> EXERCISE
Update the lines from the start of the records up to and including the line with "svg-text:Земля: Земля xyxy=(780,324,813,339)" by changing "Рёмер" to "Ремер" wherever it appears, leaving everything else the same. Return only those lines.

> RAW DATA
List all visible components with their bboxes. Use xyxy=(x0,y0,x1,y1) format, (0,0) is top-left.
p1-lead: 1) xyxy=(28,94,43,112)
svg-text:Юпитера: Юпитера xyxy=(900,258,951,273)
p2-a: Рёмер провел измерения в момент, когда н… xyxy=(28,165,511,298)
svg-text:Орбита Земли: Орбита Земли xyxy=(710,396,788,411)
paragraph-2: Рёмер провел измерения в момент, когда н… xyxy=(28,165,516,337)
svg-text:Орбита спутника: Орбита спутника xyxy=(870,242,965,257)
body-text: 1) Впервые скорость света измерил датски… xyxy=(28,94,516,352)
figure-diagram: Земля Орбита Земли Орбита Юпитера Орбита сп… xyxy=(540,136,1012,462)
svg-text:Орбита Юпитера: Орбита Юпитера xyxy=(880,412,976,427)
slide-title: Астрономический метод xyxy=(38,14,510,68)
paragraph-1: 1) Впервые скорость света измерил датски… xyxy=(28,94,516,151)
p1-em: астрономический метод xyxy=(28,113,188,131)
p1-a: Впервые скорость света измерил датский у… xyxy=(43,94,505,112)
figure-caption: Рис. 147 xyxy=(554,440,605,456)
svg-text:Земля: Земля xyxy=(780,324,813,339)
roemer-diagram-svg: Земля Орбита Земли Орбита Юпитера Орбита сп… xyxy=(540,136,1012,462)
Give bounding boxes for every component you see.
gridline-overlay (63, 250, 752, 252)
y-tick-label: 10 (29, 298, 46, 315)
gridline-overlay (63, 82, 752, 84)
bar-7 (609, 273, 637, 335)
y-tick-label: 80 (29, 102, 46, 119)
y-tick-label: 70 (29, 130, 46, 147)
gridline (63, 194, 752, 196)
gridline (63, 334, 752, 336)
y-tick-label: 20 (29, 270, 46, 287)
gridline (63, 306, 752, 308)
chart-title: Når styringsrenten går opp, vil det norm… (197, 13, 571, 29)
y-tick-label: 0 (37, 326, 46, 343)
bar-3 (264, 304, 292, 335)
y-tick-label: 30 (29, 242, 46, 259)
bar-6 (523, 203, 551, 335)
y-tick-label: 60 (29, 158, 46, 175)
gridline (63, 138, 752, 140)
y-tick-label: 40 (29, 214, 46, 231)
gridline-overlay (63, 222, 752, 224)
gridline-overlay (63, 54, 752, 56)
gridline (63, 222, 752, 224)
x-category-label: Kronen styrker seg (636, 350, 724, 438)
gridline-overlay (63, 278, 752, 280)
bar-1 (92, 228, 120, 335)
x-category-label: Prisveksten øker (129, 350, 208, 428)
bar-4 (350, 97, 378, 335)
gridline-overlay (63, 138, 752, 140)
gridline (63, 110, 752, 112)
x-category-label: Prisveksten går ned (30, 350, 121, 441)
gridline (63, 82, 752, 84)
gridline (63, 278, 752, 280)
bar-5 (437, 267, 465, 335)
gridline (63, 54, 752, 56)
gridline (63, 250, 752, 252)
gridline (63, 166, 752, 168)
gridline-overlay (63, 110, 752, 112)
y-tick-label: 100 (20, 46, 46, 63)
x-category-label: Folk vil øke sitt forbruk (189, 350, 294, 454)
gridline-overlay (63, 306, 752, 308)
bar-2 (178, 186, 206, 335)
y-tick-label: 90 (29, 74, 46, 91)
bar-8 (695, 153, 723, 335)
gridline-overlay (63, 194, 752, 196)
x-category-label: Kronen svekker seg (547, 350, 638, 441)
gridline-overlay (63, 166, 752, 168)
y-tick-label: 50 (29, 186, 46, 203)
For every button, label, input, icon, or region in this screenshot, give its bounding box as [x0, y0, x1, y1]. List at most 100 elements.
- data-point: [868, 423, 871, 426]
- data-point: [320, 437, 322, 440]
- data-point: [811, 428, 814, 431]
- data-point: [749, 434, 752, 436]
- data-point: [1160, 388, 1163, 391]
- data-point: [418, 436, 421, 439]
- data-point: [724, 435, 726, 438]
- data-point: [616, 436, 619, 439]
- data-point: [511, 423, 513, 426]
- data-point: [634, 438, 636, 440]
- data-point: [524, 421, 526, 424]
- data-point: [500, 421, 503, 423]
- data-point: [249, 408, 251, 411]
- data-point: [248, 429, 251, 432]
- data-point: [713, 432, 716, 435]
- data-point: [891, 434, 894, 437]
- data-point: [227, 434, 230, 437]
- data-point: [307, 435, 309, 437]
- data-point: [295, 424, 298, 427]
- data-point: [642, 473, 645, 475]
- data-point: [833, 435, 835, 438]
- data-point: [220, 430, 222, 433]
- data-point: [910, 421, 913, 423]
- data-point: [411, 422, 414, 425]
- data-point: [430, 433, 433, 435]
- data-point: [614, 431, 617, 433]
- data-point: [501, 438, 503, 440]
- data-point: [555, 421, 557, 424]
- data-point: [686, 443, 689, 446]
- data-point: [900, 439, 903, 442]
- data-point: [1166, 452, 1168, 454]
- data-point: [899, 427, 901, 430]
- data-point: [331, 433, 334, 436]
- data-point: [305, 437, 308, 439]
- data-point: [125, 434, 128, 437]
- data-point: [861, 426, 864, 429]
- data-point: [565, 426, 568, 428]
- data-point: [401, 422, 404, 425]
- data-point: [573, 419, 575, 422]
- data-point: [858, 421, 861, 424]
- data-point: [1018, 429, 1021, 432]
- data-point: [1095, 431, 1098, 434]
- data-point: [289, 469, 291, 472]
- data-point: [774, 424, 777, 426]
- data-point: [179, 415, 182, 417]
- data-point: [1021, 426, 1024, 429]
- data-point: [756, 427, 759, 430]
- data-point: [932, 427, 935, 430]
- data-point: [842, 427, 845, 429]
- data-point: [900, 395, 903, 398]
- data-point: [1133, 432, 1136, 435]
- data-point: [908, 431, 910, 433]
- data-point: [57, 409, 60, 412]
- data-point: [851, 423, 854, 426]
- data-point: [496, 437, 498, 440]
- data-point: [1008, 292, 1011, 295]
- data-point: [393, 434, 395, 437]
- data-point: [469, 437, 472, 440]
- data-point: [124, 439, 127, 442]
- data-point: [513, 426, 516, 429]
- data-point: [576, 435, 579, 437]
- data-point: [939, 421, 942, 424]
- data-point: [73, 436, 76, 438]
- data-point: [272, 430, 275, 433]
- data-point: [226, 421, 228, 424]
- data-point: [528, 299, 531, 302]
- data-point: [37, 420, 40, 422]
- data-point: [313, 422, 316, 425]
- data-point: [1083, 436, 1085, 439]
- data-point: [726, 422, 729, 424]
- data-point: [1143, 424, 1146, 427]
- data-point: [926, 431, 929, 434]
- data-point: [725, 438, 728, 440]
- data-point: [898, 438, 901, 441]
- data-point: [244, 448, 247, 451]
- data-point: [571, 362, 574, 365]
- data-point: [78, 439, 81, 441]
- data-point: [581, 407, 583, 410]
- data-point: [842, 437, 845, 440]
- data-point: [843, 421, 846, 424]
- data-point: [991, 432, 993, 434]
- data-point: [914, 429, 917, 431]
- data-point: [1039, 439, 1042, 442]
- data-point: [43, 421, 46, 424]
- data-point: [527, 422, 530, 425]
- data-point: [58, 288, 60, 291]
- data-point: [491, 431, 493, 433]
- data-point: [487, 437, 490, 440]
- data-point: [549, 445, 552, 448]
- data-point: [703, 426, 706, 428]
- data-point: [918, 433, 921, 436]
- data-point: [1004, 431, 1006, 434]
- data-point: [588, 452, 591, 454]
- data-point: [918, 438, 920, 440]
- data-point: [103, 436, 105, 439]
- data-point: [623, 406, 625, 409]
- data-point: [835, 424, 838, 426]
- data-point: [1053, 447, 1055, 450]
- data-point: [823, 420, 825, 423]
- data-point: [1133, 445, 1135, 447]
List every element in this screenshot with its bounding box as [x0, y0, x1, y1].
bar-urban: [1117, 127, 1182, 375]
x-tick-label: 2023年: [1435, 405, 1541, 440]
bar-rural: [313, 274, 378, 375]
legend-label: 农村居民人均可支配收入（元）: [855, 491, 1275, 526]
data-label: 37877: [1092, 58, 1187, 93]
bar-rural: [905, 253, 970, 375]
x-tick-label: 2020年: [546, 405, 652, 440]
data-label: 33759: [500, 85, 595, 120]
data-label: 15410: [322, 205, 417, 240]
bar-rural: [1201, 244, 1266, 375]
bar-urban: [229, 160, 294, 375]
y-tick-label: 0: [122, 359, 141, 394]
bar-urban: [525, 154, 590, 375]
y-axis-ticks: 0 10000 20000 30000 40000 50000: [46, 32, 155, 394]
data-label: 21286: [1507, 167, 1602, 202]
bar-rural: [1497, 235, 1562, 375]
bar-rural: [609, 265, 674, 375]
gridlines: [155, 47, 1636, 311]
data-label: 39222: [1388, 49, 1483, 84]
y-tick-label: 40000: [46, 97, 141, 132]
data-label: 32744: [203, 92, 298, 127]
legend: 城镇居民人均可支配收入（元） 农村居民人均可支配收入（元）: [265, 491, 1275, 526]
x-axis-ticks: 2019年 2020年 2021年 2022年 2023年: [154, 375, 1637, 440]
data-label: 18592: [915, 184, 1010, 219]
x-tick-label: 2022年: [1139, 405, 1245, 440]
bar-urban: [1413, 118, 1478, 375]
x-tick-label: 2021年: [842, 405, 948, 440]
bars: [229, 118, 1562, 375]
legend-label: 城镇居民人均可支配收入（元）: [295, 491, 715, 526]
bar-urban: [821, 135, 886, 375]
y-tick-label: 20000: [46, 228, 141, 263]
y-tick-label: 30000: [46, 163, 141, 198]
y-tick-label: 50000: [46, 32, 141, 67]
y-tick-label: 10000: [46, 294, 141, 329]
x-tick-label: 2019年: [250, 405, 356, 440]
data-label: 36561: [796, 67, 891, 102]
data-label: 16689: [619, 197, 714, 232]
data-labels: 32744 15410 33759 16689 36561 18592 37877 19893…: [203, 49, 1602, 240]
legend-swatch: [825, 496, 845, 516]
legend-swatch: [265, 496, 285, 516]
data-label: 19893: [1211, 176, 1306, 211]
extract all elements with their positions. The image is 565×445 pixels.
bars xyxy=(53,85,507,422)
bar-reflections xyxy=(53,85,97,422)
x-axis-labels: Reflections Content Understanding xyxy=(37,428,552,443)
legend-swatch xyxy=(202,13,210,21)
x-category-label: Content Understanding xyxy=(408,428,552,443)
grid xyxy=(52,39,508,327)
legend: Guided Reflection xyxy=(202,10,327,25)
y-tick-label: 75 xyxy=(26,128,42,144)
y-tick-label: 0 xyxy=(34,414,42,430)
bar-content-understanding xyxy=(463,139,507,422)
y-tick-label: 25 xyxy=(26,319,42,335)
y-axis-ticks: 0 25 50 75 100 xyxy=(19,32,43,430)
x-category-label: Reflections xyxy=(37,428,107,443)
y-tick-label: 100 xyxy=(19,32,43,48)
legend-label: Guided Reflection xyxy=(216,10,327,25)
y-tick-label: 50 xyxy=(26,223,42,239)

> WRITTEN RESPONSE
List all visible components with their bboxes. Use xyxy=(x0,y0,x1,y1) format, (0,0) is top-left.
p1-lead: 1) xyxy=(28,94,43,112)
svg-text:Юпитера: Юпитера xyxy=(900,258,951,273)
p2-a: Ремер провел измерения в момент, когда н… xyxy=(28,165,511,298)
svg-text:Орбита Земли: Орбита Земли xyxy=(710,396,788,411)
paragraph-2: Ремер провел измерения в момент, когда н… xyxy=(28,165,516,337)
svg-text:Орбита спутника: Орбита спутника xyxy=(870,242,965,257)
body-text: 1) Впервые скорость света измерил датски… xyxy=(28,94,516,352)
figure-diagram: Земля Орбита Земли Орбита Юпитера Орбита сп… xyxy=(540,136,1012,462)
svg-text:Орбита Юпитера: Орбита Юпитера xyxy=(880,412,976,427)
slide-title: Астрономический метод xyxy=(38,14,510,68)
paragraph-1: 1) Впервые скорость света измерил датски… xyxy=(28,94,516,151)
p1-em: астрономический метод xyxy=(28,113,188,131)
p1-a: Впервые скорость света измерил датский у… xyxy=(43,94,505,112)
figure-caption: Рис. 147 xyxy=(554,440,605,456)
svg-text:Земля: Земля xyxy=(780,324,813,339)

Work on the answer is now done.